■ WHAT IS REQUIRED
Look through the listing and locate every line containing the word "icon"; copy those lines.

■ EXTRACTED RECORDS
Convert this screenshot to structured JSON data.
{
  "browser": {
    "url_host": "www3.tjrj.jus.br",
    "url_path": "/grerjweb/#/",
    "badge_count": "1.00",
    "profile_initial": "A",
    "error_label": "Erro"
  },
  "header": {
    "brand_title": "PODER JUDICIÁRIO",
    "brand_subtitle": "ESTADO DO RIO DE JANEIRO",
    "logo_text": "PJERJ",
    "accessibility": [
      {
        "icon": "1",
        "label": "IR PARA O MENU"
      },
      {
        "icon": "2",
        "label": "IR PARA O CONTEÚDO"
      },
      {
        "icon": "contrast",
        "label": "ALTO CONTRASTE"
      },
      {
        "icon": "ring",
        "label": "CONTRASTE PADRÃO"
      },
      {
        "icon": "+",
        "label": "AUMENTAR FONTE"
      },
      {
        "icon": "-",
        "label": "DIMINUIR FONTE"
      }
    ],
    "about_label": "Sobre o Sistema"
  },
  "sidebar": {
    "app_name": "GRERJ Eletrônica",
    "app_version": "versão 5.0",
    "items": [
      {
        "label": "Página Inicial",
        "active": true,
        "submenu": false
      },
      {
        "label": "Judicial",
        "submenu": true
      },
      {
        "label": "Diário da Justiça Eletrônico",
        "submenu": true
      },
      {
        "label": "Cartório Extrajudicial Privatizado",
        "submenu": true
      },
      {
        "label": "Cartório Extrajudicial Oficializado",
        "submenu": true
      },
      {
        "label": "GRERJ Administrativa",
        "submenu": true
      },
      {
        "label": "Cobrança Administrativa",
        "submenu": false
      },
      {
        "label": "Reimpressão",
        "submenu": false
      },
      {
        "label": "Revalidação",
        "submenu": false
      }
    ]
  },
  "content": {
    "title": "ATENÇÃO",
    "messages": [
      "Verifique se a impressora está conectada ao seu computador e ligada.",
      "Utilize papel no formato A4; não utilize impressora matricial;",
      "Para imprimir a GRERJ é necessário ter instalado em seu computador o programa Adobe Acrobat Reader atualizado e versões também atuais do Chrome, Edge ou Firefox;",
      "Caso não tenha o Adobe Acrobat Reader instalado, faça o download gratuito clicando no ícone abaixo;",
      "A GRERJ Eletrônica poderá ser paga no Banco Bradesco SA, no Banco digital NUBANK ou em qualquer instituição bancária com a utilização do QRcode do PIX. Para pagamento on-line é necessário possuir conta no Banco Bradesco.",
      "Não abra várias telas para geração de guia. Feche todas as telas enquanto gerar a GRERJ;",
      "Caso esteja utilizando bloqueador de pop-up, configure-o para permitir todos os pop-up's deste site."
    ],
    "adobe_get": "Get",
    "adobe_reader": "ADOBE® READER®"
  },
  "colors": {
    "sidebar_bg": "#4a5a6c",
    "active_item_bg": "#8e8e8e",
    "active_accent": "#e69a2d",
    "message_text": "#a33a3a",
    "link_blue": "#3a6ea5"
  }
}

■ CORRECT ANSWER
        "icon": "1",
        "icon": "2",
        "icon": "contrast",
        "icon": "ring",
        "icon": "+",
        "icon": "-",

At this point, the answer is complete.